- What you will do -
Output the full listing below exactly as it reads, and skip anything that is a picture.

- Exercise data -
+++

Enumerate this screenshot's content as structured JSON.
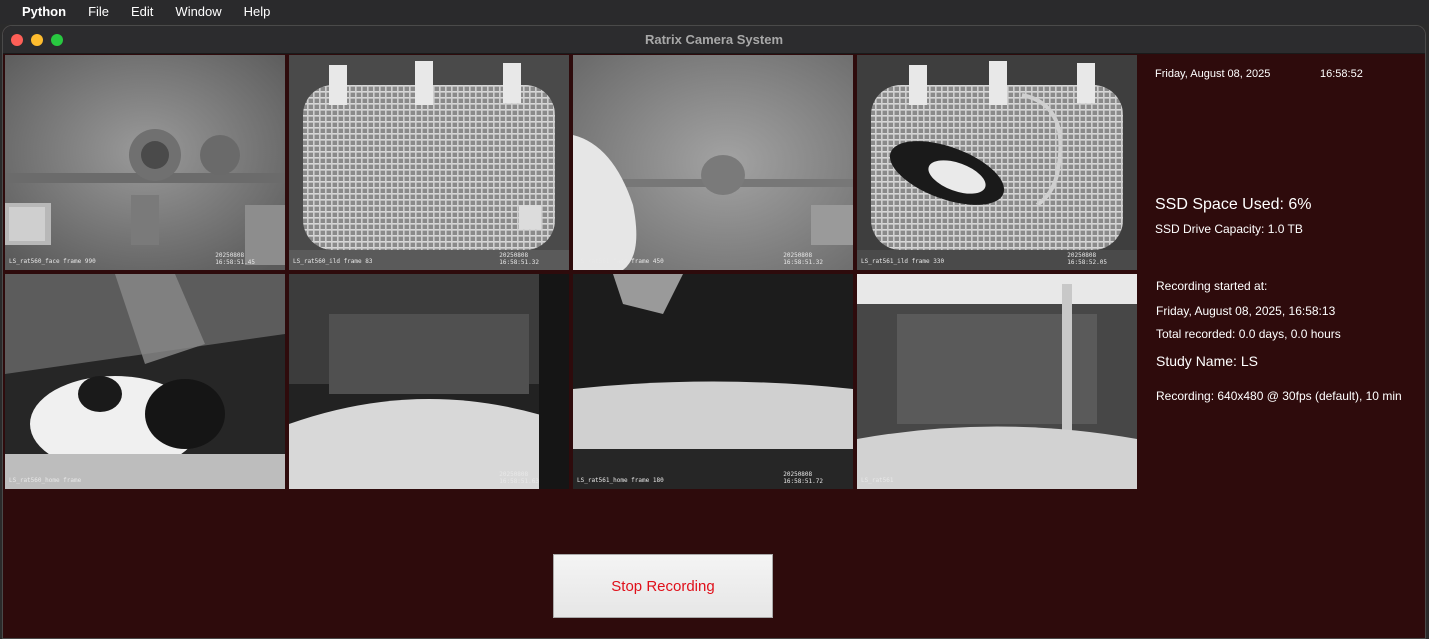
{
  "menubar": {
    "app": "Python",
    "items": [
      "File",
      "Edit",
      "Window",
      "Help"
    ]
  },
  "window": {
    "title": "Ratrix Camera System"
  },
  "cameras": [
    {
      "label": "LS_rat560_face frame 990",
      "date": "20250808",
      "time": "16:58:51.45"
    },
    {
      "label": "LS_rat560_ild frame 83",
      "date": "20250808",
      "time": "16:58:51.32"
    },
    {
      "label": "LS_rat561_face frame 450",
      "date": "20250808",
      "time": "16:58:51.32"
    },
    {
      "label": "LS_rat561_ild frame 330",
      "date": "20250808",
      "time": "16:58:52.05"
    },
    {
      "label": "LS_rat560_home frame",
      "date": "",
      "time": ""
    },
    {
      "label": "",
      "date": "20250808",
      "time": "16:58:51.63"
    },
    {
      "label": "LS_rat561_home frame 180",
      "date": "20250808",
      "time": "16:58:51.72"
    },
    {
      "label": "LS_rat561",
      "date": "",
      "time": ""
    }
  ],
  "info": {
    "date": "Friday, August 08, 2025",
    "time": "16:58:52",
    "ssd_used": "SSD Space Used: 6%",
    "ssd_capacity": "SSD Drive Capacity: 1.0 TB",
    "recording_started_label": "Recording started at:",
    "recording_started": "Friday, August 08, 2025, 16:58:13",
    "total_recorded": "Total recorded: 0.0 days, 0.0 hours",
    "study_name": "Study Name: LS",
    "recording_settings": "Recording: 640x480 @ 30fps (default), 10 min"
  },
  "controls": {
    "stop_label": "Stop Recording"
  },
  "colors": {
    "window_bg": "#2e0b0c",
    "stop_text": "#e0101a"
  }
}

+++

- Complete response -
Enumerate this screenshot's content as structured JSON.
{
  "menubar": {
    "app": "Python",
    "items": [
      "File",
      "Edit",
      "Window",
      "Help"
    ]
  },
  "window": {
    "title": "Ratrix Camera System"
  },
  "cameras": [
    {
      "label": "LS_rat560_face frame 990",
      "date": "20250808",
      "time": "16:58:51.45"
    },
    {
      "label": "LS_rat560_ild frame 83",
      "date": "20250808",
      "time": "16:58:51.32"
    },
    {
      "label": "LS_rat561_face frame 450",
      "date": "20250808",
      "time": "16:58:51.32"
    },
    {
      "label": "LS_rat561_ild frame 330",
      "date": "20250808",
      "time": "16:58:52.05"
    },
    {
      "label": "LS_rat560_home frame",
      "date": "",
      "time": ""
    },
    {
      "label": "",
      "date": "20250808",
      "time": "16:58:51.63"
    },
    {
      "label": "LS_rat561_home frame 180",
      "date": "20250808",
      "time": "16:58:51.72"
    },
    {
      "label": "LS_rat561",
      "date": "",
      "time": ""
    }
  ],
  "info": {
    "date": "Friday, August 08, 2025",
    "time": "16:58:52",
    "ssd_used": "SSD Space Used: 6%",
    "ssd_capacity": "SSD Drive Capacity: 1.0 TB",
    "recording_started_label": "Recording started at:",
    "recording_started": "Friday, August 08, 2025, 16:58:13",
    "total_recorded": "Total recorded: 0.0 days, 0.0 hours",
    "study_name": "Study Name: LS",
    "recording_settings": "Recording: 640x480 @ 30fps (default), 10 min"
  },
  "controls": {
    "stop_label": "Stop Recording"
  },
  "colors": {
    "window_bg": "#2e0b0c",
    "stop_text": "#e0101a"
  }
}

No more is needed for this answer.